**INPUT DATA:**
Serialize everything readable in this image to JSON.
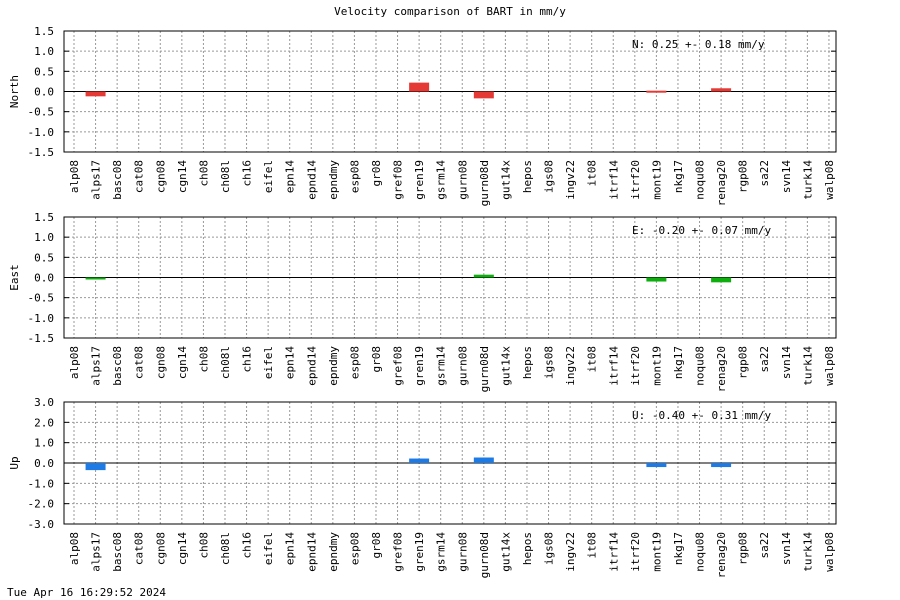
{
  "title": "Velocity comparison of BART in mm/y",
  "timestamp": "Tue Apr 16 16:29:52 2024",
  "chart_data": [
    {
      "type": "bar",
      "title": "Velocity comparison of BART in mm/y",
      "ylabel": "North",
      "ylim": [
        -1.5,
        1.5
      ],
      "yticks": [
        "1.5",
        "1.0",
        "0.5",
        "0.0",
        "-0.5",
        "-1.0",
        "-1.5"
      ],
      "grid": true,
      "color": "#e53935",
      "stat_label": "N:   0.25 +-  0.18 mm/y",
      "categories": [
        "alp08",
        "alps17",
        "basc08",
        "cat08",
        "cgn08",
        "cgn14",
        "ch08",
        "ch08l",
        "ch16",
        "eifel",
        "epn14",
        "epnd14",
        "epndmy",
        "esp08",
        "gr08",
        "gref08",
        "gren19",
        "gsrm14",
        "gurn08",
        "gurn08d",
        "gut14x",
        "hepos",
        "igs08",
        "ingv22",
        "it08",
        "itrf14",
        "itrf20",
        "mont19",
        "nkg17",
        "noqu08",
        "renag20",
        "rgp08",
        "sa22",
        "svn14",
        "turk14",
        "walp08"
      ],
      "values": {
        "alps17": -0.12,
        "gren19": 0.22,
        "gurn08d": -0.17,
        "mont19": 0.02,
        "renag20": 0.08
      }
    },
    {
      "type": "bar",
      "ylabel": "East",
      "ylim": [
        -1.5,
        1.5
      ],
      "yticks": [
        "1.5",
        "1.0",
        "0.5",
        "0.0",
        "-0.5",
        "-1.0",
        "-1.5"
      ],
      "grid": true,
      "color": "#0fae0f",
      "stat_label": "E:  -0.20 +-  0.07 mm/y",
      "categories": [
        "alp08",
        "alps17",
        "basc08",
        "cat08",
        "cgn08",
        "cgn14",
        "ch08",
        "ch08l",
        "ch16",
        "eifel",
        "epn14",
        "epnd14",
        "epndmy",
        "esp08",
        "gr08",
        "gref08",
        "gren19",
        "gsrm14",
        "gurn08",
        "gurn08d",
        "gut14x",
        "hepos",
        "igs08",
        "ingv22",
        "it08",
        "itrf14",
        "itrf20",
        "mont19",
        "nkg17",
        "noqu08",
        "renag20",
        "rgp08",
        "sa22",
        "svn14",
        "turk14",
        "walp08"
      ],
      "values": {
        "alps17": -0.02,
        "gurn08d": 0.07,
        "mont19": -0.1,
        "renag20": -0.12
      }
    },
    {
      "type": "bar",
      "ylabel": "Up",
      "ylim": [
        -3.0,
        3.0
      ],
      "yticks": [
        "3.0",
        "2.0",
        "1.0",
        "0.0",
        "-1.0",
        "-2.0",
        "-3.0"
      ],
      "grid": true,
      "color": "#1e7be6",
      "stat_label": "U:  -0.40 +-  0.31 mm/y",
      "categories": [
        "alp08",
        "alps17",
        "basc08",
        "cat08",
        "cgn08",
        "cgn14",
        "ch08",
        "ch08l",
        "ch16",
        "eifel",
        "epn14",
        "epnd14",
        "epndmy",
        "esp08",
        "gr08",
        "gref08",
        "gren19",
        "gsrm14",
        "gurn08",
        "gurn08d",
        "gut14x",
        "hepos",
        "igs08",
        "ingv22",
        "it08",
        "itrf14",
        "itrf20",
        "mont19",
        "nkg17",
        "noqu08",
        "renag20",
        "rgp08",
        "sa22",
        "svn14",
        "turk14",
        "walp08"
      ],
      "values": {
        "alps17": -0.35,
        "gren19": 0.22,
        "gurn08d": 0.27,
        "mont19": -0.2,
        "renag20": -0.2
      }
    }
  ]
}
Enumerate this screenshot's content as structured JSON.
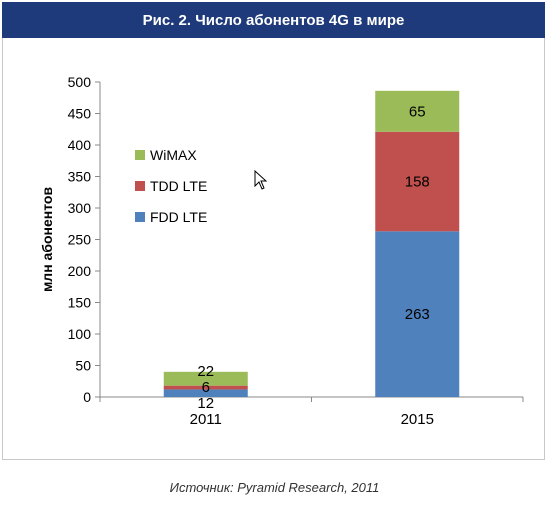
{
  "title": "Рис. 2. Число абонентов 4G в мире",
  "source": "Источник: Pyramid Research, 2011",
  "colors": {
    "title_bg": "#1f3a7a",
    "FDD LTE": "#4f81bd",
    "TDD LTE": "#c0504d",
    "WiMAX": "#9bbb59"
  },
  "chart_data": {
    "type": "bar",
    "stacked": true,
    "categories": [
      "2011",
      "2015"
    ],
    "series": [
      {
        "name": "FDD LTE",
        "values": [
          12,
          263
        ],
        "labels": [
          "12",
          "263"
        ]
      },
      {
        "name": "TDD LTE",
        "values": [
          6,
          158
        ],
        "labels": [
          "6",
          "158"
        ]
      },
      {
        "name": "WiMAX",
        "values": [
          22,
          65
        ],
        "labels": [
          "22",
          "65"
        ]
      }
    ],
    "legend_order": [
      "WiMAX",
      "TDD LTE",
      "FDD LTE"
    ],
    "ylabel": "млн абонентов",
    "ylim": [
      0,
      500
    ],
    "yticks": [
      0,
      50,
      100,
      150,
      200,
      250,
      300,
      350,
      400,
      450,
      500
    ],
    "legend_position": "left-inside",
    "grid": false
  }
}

...

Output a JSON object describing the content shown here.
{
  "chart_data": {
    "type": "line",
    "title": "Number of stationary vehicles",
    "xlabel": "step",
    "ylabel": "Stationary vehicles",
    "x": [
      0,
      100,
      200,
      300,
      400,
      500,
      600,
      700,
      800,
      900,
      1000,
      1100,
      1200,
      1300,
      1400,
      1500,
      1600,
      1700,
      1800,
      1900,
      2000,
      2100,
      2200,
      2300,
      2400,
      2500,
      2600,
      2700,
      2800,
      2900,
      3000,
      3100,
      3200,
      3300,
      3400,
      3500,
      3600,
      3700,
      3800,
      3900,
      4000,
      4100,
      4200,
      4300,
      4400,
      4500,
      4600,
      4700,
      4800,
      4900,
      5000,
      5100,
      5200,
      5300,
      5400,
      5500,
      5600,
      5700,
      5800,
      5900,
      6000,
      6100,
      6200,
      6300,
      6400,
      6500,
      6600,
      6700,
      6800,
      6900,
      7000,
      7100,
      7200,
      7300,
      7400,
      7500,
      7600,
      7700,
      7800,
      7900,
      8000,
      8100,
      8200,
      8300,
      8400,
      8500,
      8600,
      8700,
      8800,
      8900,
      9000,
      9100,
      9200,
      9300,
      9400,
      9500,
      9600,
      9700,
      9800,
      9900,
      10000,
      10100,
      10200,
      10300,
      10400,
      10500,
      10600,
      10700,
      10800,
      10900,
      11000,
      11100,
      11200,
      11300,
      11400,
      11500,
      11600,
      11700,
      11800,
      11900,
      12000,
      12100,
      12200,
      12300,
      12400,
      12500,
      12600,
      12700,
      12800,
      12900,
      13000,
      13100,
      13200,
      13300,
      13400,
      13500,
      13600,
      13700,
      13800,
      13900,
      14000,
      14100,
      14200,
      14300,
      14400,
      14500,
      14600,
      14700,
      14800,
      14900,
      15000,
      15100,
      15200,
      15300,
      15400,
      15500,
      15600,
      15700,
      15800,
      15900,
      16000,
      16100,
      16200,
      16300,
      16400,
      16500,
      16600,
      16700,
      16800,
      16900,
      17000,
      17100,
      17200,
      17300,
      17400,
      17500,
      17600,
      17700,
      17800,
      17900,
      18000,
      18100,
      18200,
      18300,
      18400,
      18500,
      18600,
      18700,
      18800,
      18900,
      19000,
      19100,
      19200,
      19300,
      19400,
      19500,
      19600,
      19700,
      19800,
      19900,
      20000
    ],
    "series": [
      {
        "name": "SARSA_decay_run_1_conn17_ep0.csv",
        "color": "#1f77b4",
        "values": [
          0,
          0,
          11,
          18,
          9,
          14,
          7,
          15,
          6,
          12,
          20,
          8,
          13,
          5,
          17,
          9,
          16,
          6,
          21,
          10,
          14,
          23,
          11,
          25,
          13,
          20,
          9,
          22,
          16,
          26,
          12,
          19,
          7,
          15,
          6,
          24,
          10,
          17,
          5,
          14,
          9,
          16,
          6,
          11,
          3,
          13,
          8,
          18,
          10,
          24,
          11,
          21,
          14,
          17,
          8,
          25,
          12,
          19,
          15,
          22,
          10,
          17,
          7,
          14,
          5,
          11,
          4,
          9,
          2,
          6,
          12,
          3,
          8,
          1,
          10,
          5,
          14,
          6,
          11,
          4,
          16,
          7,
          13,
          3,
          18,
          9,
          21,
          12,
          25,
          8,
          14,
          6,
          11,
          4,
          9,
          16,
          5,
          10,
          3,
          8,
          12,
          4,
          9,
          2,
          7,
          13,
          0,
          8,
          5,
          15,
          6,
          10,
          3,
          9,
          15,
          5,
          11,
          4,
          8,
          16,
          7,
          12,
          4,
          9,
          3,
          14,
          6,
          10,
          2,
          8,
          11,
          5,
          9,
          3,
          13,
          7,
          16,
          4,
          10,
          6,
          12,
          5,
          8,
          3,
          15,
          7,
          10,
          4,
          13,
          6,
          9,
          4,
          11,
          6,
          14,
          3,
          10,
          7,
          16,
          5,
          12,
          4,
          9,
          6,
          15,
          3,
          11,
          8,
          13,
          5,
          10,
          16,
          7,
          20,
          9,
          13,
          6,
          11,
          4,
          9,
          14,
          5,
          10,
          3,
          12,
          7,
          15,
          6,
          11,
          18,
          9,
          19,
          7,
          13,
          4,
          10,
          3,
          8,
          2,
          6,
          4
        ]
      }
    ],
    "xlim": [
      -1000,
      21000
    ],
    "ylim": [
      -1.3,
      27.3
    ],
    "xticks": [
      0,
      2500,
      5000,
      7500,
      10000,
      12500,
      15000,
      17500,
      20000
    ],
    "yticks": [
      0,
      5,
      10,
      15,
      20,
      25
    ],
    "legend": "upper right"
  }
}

...

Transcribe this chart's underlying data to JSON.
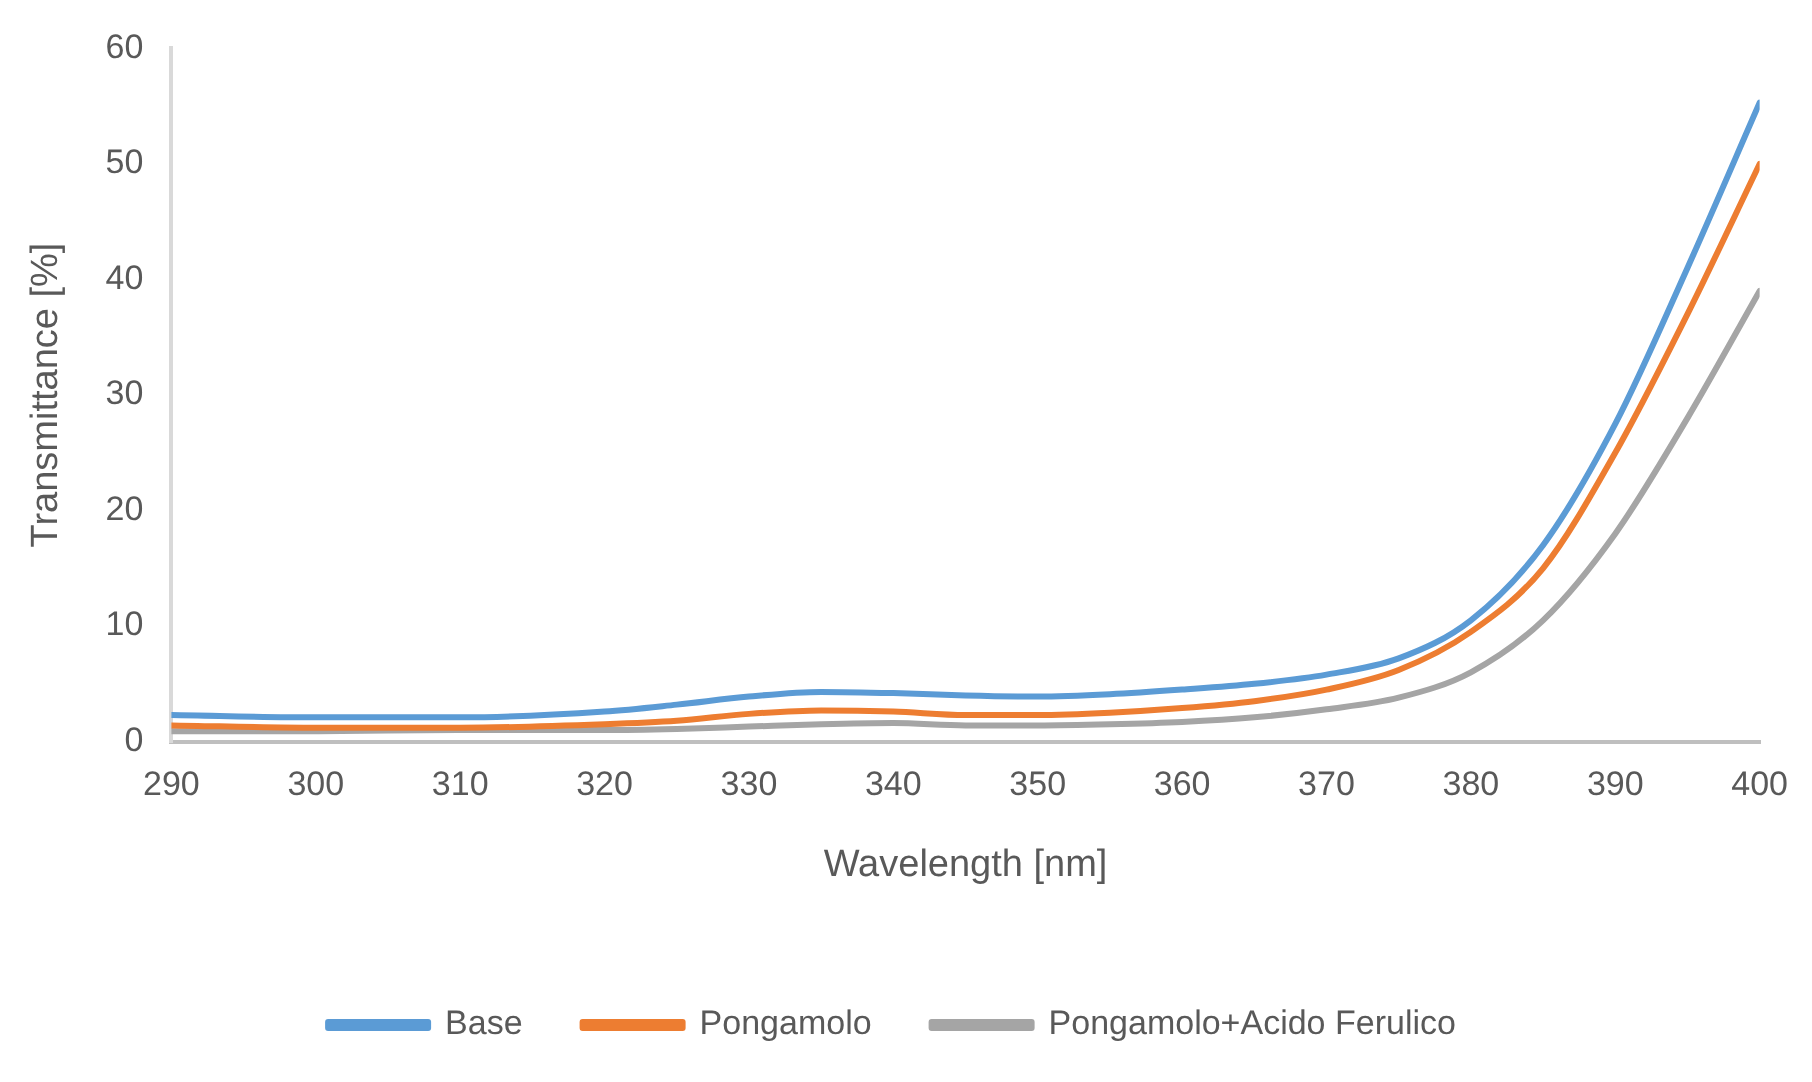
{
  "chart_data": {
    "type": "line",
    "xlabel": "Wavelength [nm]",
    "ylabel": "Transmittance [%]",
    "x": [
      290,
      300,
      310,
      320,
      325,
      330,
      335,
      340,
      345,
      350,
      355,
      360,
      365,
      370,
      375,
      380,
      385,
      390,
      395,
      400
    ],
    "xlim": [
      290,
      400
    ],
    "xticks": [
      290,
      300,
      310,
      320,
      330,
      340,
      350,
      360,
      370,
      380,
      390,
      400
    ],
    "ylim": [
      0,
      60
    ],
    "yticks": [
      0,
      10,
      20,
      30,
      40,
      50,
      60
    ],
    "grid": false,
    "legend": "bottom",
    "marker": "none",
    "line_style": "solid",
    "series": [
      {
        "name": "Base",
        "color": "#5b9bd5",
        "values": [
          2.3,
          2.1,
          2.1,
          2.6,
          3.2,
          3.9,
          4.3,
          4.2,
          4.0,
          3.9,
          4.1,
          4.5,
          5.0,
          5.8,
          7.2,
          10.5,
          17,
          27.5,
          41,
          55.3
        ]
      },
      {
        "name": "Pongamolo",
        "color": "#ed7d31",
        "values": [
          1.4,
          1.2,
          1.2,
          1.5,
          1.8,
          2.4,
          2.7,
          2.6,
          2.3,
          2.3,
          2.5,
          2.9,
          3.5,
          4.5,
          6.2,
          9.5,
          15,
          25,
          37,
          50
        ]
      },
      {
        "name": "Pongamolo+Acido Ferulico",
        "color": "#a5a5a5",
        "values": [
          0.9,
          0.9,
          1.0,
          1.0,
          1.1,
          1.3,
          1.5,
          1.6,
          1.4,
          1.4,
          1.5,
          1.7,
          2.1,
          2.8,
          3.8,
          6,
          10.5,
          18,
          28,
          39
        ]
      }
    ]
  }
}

**SHORT TASK:**
Give only the number of lines in the entries that contain "this".

**TASK RESPONSE:**
3